Excerpt provided
####################

# Sony or Nook?



## ReneAZ (Jan 1, 2011)

While I love, love, love my kindle, I am considering getting another ereader to use with library books.

I am torn between the Nook and the Sony.  I picked up the Nook at BN, and was surprised at the weight!  Quite noticeable compared to my lovely, light Kindle.
Haven't had an opportunity to actually get a Sony in my hands.  I understand I can do that at a few stores like Staples, Best Buy.

Am I correct in believing that the Sony is now wireless?  (I read somewhere where it was not, and you had to download books through your computer, but that may have been an older model.)  I definitely want wireless (though don't need 3G wireless).

I would appreciate your thoughts.  Thanks so much!
Rene


----------



## pomtroll (Oct 5, 2010)

*I'd go with the Sony. The Sony 950 has wifi & is quite a nice reader. I tried it at Best Buy. But the price is a bit high ($299USD, I'm waiting for a sale ). The 650 & 350 need to be connected to the computer to download books. Once I got the hang of this it is so quick & easy as to not be an issue anymore. I got the 350 when it was on sale for $129 & am very pleased with it. It has a 5" screen that is surprisingly easy to read from & it is easy to carry anywhere. Even with a cover they are light. You are pretty much limited to the Sony cover for the 350, but can get other covers for the other 2.

Since you want to use it for library books you will have to side load anyway, no matter which one you pick.

Also it has been difficult to get a 650 (6"screen). They seem to be out of stock a lot.

I have A Kindle3, Nook & now a Sony-350. Of the 3 I really like my Sony the best for reading with. Otherwise I like the Kindle & Nook for selection of books. I can still get more books through them.*


----------



## pidgeon92 (Oct 27, 2008)

I assume you are talking about the eink nook, not the nook color.

Sony only uses wireless for the Sony store and for updates. You cannot access your other books wirelessly. However, for library books you must connect to your computer, there is no way to get library books wirelessly onto either the Sony or nook.

####################

Raw records
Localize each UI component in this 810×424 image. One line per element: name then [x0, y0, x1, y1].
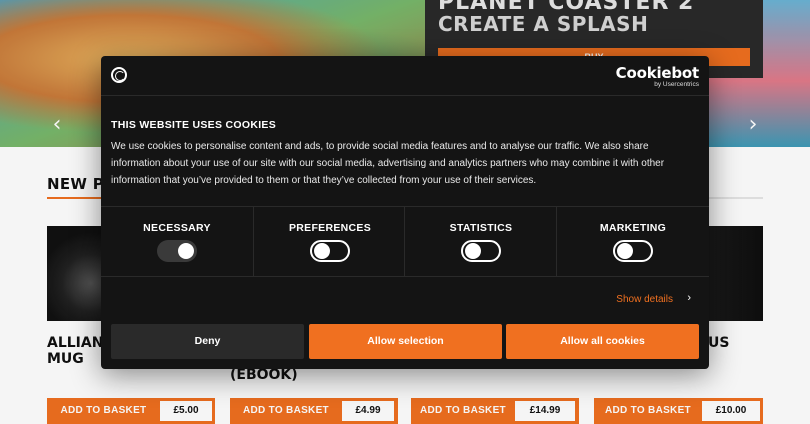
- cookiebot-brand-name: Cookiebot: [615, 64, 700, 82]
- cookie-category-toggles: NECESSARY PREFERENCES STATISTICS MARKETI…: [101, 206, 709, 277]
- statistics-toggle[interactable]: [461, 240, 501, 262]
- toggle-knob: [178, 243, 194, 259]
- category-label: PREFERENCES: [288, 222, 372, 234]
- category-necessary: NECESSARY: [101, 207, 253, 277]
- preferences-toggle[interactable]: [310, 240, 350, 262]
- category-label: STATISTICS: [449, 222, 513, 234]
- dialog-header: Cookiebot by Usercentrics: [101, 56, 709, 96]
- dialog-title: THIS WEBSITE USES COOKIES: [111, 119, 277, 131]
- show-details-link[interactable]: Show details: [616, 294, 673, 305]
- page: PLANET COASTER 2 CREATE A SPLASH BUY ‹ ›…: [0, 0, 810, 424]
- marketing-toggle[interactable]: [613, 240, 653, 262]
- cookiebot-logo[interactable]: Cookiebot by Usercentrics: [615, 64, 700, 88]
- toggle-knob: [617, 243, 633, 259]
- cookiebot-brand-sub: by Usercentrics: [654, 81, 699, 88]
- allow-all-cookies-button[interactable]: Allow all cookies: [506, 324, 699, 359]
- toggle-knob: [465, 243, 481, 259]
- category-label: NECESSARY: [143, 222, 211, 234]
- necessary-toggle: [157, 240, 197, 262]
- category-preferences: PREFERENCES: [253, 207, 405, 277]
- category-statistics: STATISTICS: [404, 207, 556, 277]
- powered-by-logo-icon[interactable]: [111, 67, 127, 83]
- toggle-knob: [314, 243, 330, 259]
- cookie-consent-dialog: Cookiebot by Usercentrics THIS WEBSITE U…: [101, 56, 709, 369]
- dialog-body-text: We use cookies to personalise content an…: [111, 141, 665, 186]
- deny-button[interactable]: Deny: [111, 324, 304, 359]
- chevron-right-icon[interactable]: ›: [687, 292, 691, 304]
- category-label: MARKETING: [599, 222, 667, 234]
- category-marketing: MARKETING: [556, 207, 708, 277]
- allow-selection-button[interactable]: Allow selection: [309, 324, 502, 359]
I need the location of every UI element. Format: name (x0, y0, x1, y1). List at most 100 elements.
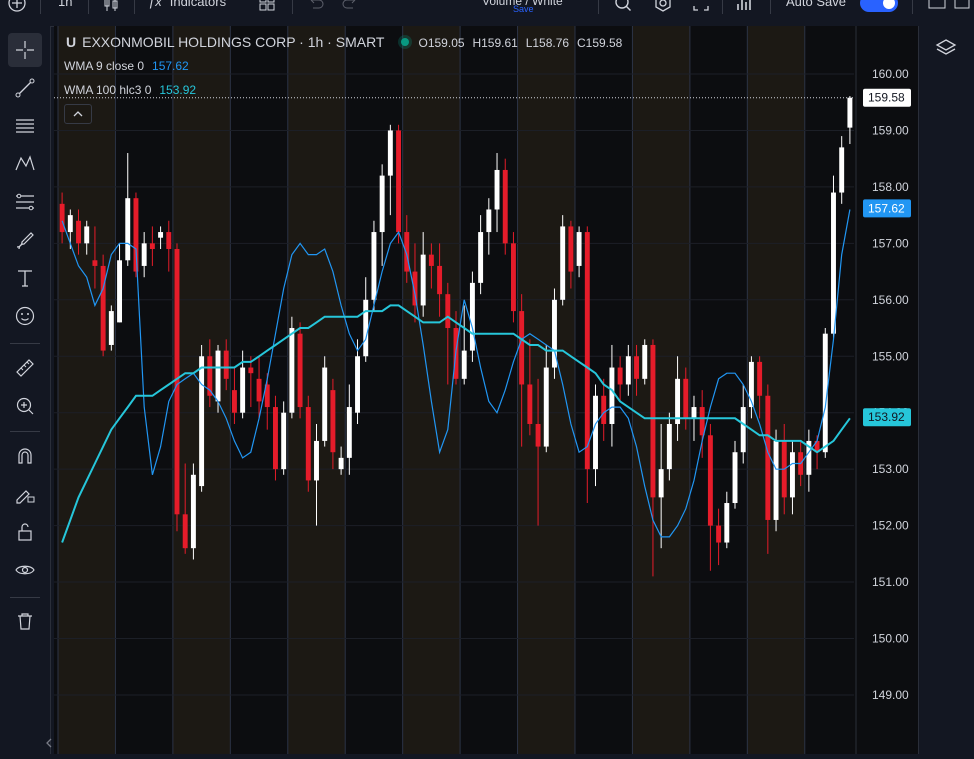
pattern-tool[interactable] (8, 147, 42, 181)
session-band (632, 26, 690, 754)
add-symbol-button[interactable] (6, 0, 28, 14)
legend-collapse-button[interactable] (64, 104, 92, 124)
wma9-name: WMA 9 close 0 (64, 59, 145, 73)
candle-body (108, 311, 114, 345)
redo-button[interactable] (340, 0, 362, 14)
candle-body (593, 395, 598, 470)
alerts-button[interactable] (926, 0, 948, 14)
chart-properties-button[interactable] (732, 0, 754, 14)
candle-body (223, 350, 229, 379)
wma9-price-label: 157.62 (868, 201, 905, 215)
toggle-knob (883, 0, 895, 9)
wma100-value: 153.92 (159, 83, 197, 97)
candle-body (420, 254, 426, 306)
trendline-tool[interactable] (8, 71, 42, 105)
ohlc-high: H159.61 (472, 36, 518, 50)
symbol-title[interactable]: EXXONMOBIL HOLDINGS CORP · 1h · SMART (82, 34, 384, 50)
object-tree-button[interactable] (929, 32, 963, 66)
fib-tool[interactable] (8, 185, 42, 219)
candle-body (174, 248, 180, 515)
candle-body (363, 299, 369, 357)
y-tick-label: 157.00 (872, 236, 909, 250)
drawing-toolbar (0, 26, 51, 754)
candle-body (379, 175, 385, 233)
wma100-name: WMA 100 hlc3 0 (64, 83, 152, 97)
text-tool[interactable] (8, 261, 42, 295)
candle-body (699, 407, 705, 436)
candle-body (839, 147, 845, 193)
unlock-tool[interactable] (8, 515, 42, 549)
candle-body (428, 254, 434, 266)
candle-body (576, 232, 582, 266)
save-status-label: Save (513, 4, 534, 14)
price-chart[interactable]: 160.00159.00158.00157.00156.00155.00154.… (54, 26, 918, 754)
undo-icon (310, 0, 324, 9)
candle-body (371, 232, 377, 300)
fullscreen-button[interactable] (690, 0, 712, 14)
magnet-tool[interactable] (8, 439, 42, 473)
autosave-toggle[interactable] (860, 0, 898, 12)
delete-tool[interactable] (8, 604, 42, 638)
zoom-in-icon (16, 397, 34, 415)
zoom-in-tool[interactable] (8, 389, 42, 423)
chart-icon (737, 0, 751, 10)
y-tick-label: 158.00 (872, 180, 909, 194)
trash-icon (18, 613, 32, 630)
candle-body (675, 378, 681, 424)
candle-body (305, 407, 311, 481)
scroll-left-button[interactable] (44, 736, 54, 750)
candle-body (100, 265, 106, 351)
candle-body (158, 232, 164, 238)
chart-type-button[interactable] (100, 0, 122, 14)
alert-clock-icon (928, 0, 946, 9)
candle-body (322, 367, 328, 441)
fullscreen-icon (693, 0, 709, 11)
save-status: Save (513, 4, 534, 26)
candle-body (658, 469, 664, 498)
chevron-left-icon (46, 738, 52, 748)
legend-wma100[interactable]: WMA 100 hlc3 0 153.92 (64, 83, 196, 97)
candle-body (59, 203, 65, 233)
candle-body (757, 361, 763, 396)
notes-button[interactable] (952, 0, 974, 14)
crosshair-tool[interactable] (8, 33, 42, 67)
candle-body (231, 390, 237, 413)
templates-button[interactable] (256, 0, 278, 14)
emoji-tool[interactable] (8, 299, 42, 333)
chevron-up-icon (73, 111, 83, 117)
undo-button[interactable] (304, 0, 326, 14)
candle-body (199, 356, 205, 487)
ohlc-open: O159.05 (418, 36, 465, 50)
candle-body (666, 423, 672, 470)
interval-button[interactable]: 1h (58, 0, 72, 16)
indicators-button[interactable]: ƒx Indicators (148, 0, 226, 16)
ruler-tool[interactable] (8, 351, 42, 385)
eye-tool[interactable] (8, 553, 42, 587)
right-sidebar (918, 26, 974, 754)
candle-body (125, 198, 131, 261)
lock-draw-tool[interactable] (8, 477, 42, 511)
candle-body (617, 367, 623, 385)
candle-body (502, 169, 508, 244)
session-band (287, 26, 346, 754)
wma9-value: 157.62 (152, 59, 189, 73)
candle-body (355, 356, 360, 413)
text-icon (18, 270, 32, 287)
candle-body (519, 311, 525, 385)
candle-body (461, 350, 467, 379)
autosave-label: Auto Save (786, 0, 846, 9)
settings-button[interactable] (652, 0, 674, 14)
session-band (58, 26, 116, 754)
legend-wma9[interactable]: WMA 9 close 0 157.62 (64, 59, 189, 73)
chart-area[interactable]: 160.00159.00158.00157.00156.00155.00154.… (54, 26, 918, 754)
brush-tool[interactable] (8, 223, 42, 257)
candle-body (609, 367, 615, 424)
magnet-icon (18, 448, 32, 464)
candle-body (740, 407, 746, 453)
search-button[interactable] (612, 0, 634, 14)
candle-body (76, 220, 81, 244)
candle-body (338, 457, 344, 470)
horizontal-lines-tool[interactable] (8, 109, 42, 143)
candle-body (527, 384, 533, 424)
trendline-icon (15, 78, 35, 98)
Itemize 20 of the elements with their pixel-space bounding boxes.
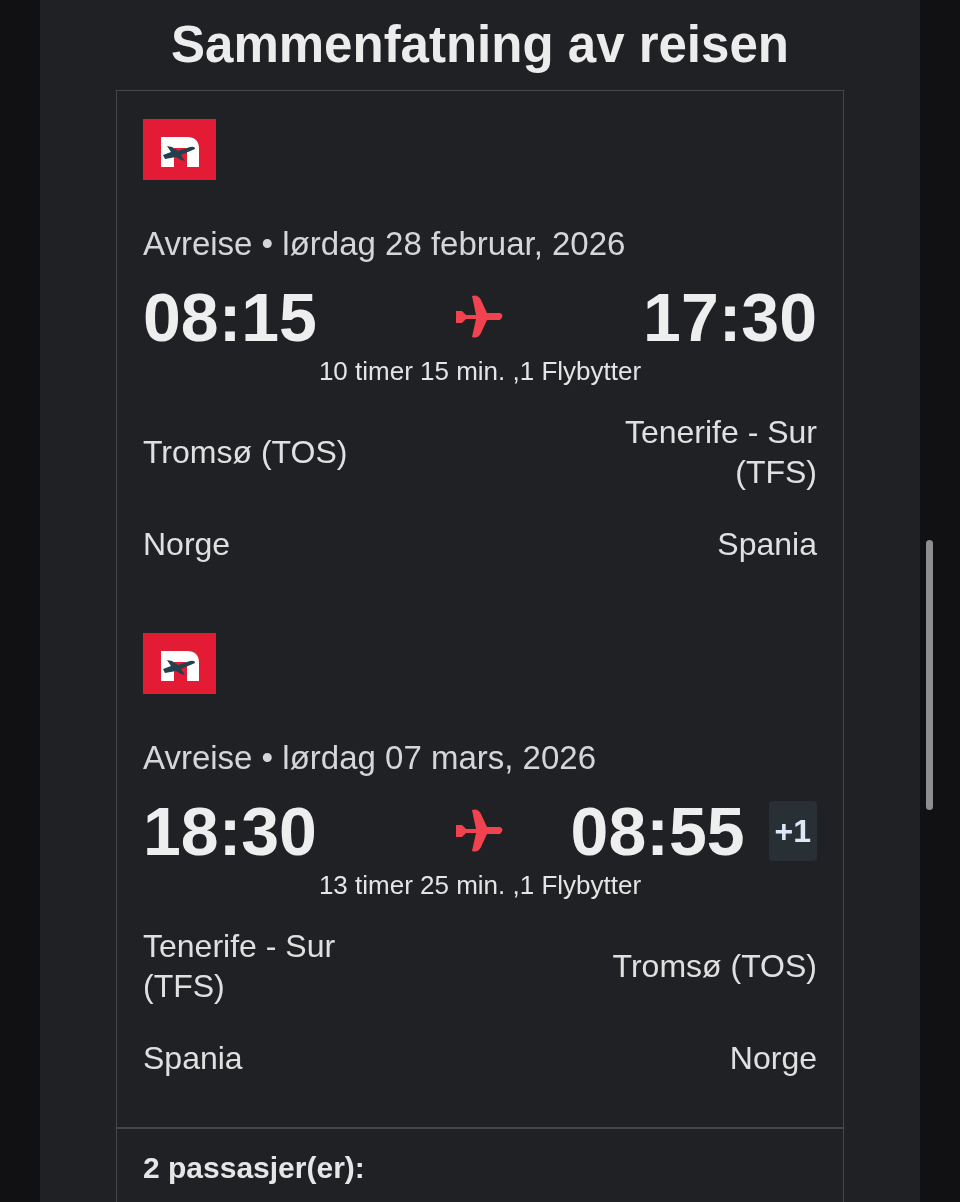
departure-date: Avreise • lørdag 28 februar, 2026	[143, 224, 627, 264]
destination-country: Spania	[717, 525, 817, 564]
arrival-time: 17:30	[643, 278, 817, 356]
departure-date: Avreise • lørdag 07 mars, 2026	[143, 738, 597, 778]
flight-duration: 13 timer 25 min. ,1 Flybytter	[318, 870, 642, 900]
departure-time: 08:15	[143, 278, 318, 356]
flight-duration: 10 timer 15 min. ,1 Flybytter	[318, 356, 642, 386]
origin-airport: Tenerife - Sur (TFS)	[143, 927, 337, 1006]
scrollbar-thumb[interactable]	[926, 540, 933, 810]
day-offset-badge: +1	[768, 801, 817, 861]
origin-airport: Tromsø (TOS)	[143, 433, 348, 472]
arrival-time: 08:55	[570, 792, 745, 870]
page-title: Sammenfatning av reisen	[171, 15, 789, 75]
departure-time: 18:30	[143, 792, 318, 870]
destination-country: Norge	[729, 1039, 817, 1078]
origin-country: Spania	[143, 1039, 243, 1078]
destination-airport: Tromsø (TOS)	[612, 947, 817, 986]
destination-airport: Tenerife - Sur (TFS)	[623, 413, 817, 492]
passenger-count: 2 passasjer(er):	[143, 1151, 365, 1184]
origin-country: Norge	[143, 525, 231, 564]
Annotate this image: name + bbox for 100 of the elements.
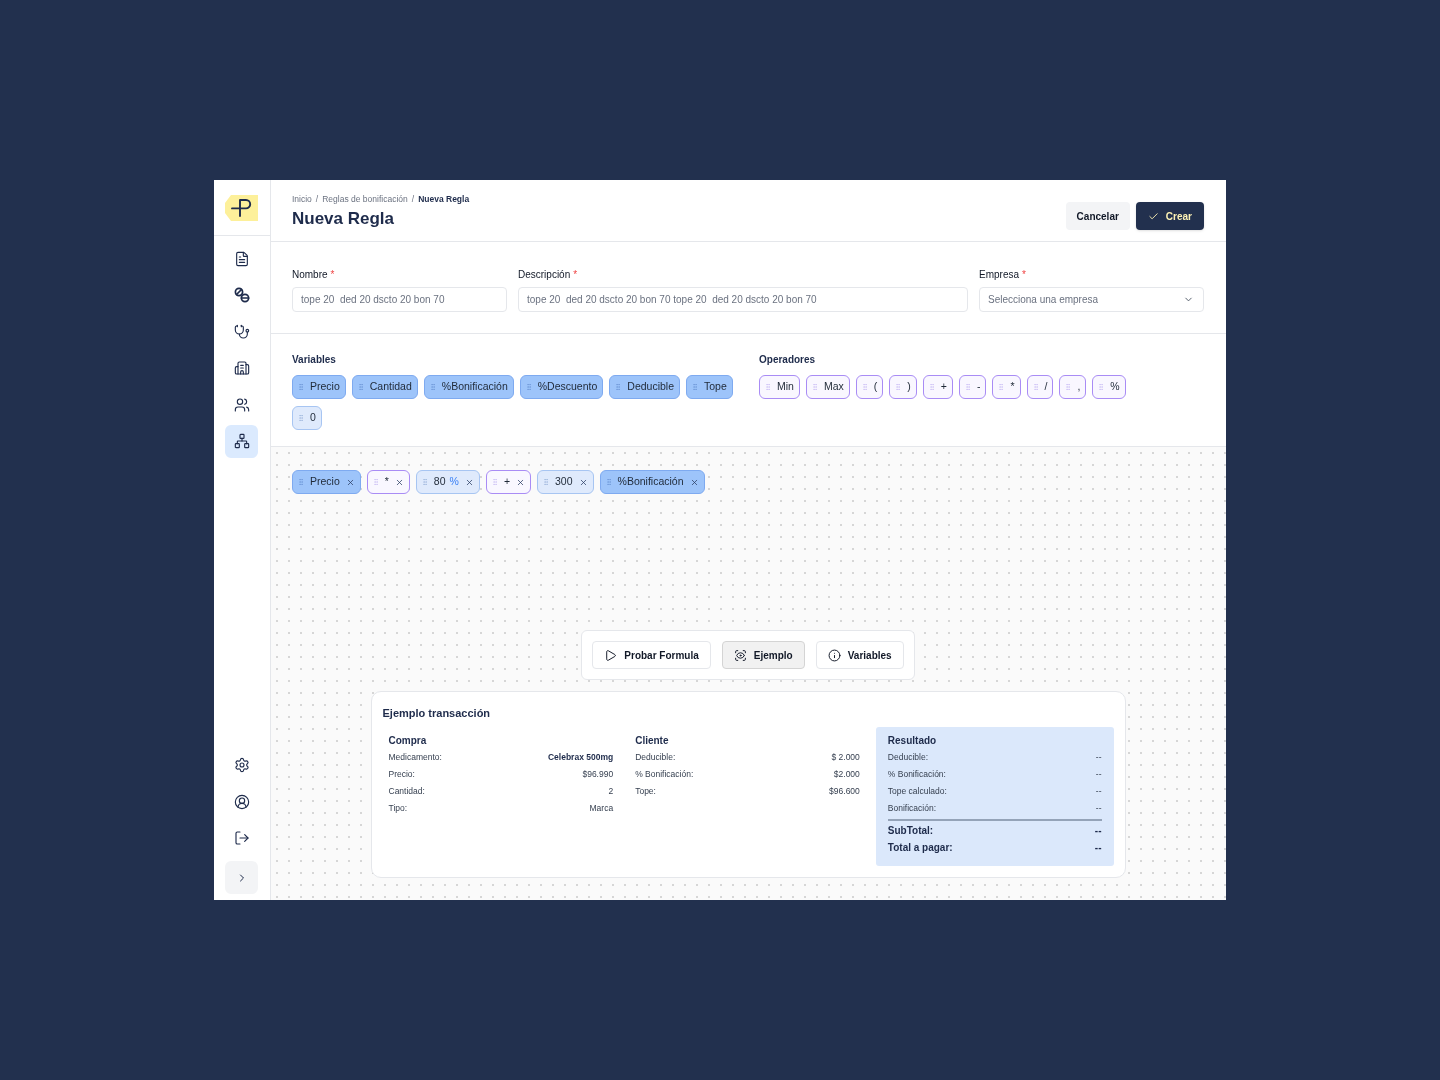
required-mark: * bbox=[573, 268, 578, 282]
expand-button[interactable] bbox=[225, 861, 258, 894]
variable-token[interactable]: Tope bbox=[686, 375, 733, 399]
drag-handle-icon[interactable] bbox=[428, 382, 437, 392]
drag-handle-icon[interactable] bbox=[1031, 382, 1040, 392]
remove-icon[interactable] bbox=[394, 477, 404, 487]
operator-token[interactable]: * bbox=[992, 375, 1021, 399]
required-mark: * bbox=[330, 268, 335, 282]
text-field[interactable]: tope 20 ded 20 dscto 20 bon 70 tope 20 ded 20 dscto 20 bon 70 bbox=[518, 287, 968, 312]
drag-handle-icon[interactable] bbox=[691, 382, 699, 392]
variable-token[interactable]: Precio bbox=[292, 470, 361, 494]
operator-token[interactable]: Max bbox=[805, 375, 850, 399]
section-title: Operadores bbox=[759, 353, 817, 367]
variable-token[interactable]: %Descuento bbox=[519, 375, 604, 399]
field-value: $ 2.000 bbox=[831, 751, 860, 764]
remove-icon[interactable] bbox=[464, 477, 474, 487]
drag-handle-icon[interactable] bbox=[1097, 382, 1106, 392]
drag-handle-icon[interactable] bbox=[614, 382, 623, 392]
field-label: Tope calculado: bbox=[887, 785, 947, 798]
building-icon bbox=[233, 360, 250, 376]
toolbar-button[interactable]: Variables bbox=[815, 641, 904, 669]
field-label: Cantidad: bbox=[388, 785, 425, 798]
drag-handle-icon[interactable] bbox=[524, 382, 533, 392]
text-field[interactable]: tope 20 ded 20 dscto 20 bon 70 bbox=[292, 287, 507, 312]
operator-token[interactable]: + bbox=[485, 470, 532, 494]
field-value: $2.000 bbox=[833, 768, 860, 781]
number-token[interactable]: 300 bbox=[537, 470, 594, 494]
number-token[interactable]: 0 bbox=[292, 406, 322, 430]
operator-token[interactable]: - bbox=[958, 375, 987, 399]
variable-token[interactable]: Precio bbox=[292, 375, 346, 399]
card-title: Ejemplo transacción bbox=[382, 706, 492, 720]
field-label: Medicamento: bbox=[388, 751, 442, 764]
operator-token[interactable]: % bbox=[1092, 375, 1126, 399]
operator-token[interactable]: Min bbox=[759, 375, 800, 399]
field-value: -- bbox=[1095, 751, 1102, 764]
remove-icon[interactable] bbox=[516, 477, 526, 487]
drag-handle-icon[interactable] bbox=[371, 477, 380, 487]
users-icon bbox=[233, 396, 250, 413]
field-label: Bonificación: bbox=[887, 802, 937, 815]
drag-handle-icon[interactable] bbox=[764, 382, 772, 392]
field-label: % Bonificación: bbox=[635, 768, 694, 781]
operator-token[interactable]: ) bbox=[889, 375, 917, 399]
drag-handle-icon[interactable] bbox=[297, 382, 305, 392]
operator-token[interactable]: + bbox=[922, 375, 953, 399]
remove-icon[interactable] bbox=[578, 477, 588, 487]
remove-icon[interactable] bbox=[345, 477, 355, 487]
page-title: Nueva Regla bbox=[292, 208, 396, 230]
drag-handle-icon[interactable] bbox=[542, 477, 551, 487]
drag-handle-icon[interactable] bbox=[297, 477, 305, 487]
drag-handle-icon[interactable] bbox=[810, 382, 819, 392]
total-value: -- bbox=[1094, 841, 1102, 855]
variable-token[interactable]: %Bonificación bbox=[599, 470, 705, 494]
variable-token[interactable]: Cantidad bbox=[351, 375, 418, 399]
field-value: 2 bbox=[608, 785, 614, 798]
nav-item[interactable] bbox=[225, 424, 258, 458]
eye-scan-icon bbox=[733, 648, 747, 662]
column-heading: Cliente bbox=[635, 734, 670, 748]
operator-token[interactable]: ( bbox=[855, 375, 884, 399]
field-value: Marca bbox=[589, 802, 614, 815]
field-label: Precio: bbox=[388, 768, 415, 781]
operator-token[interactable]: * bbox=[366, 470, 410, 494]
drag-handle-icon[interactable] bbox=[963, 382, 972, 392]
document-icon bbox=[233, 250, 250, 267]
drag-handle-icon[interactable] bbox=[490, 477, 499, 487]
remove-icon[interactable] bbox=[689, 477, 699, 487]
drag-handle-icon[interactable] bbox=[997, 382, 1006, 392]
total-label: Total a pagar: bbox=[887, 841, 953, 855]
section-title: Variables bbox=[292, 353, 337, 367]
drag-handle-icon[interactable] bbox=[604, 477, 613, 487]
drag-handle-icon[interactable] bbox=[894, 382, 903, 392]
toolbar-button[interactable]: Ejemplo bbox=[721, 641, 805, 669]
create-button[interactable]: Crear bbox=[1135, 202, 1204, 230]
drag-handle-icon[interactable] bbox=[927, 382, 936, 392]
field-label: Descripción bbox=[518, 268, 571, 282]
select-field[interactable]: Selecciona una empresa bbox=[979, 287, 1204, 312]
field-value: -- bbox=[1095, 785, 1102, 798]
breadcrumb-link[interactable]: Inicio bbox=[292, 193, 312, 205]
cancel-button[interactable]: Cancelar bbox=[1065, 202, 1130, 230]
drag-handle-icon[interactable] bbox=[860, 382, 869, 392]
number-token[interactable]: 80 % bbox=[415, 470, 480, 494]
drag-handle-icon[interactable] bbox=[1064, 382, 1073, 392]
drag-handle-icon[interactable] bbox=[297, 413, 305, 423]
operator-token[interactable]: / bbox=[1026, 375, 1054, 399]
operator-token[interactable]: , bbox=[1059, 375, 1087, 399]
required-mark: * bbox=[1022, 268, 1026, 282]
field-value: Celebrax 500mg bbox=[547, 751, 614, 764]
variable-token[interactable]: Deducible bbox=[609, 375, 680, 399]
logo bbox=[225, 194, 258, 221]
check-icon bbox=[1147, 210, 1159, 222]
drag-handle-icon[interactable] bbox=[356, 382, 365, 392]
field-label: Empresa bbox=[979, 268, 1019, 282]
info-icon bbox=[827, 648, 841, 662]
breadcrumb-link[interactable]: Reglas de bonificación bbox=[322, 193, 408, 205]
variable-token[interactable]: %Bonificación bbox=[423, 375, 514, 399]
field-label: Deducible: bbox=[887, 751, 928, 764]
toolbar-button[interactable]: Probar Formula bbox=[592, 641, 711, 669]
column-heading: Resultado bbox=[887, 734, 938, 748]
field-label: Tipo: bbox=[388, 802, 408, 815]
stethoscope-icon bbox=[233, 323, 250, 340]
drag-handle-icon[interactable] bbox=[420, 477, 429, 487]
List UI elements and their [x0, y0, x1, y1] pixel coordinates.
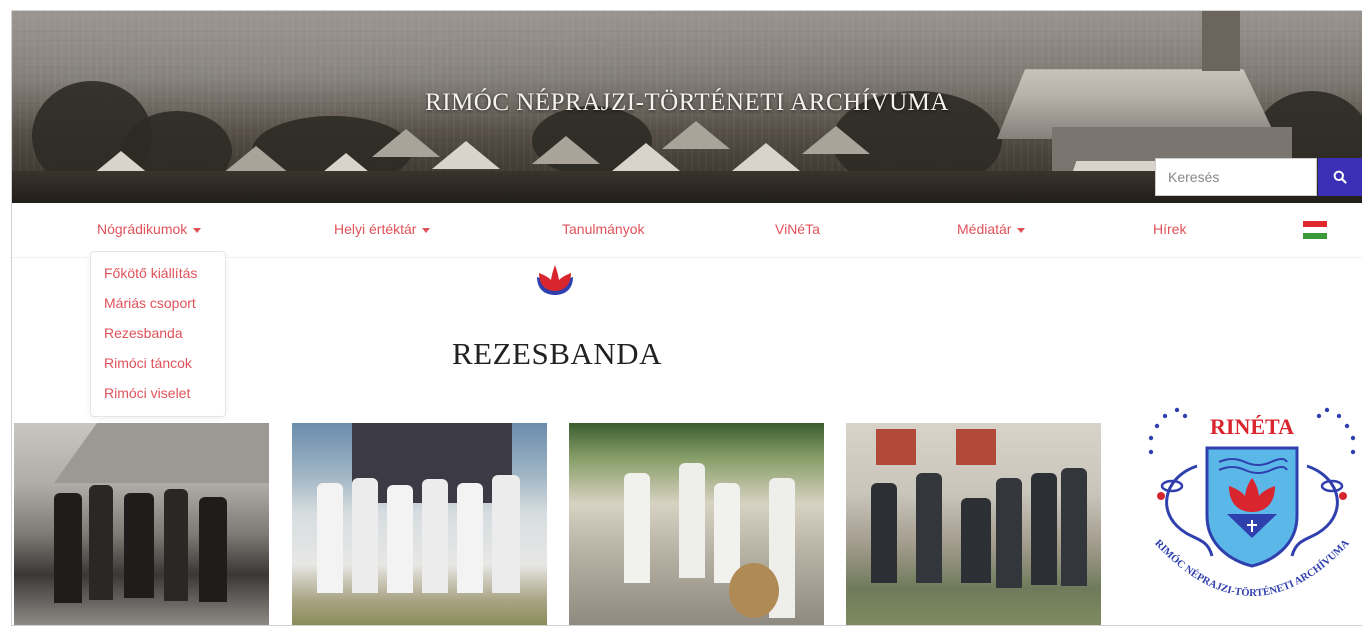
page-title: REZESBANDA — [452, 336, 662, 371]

####################

Written problem
Please say what sale price pomtroll paid for the Sony 350, according to the Sony or Nook thread. The rows play no part here.

Complete answer
$129.